== Data for this exercise ==
======

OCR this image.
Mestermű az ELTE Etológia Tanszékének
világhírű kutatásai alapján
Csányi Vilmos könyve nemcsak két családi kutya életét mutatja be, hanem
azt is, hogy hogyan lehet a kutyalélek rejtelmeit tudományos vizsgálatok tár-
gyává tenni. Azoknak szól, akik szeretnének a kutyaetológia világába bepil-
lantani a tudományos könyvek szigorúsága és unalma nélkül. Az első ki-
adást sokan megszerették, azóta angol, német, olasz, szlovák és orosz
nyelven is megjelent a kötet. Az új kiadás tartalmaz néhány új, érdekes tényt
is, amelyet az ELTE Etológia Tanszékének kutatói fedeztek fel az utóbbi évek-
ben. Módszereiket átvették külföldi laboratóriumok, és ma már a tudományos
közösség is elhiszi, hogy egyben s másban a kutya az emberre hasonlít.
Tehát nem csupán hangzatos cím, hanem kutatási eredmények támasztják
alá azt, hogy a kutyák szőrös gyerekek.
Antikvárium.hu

======

== Exercise task ==
Give back all the data exactly as written.

== Problem solution ==
OCR this image.
Mestermű az ELTE Etológia Tanszékének
világhírű kutatásai alapján
Csányi Vilmos könyve nemcsak két családi kutya életét mutatja be, hanem
azt is, hogy hogyan lehet a kutyalélek rejtelmeit tudományos vizsgálatok tár-
gyává tenni. Azoknak szól, akik szeretnének a kutyaetológia világába bepil-
lantani a tudományos könyvek szigorúsága és unalma nélkül. Az első ki-
adást sokan megszerették, azóta angol, német, olasz, szlovák és orosz
nyelven is megjelent a kötet. Az új kiadás tartalmaz néhány új, érdekes tényt
is, amelyet az ELTE Etológia Tanszékének kutatói fedeztek fel az utóbbi évek-
ben. Módszereiket átvették külföldi laboratóriumok, és ma már a tudományos
közösség is elhiszi, hogy egyben s másban a kutya az emberre hasonlít.
Tehát nem csupán hangzatos cím, hanem kutatási eredmények támasztják
alá azt, hogy a kutyák szőrös gyerekek.
Antikvárium.hu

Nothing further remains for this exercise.